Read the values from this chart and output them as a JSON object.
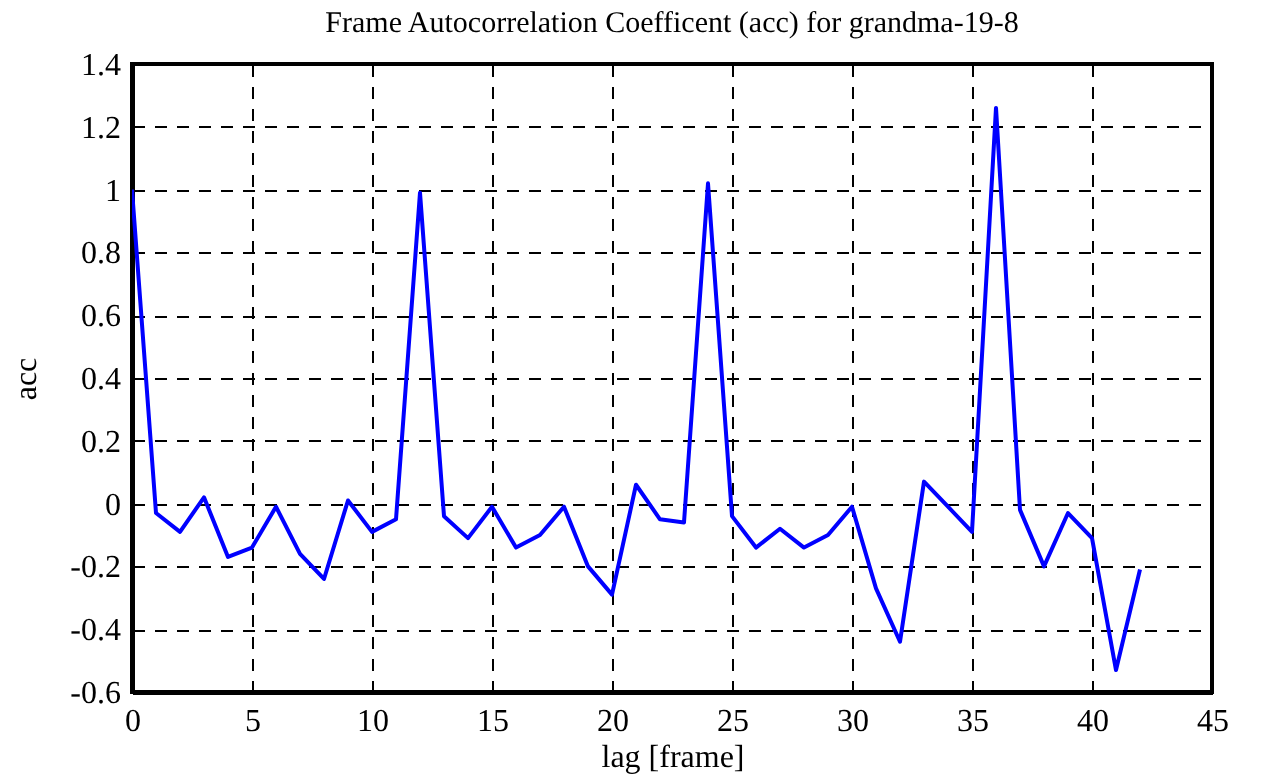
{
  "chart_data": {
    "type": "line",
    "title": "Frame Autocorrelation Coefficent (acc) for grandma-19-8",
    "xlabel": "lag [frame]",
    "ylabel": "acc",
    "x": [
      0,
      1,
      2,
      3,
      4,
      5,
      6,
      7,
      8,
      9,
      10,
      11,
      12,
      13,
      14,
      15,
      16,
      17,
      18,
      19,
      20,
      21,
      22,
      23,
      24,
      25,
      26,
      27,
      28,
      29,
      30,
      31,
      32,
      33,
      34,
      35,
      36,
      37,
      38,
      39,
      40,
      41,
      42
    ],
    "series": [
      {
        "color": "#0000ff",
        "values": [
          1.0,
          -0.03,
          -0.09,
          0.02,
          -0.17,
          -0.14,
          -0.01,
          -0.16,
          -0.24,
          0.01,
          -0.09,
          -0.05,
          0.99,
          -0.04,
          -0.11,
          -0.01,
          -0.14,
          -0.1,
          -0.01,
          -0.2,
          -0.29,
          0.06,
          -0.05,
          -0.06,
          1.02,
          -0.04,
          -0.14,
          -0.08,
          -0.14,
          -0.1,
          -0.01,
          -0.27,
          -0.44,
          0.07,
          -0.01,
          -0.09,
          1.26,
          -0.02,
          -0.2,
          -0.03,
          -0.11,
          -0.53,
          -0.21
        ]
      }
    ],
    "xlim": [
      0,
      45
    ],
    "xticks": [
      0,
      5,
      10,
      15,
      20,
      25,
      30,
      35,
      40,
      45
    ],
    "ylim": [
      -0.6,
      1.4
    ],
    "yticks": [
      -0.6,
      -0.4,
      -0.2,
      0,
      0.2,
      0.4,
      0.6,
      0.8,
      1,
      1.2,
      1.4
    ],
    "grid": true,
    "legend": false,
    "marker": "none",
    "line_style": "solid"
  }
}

★ ★ ★

Task brief –
Give the count of lines in the data above that hold the string "values", with no additional words.

Result of the task –
2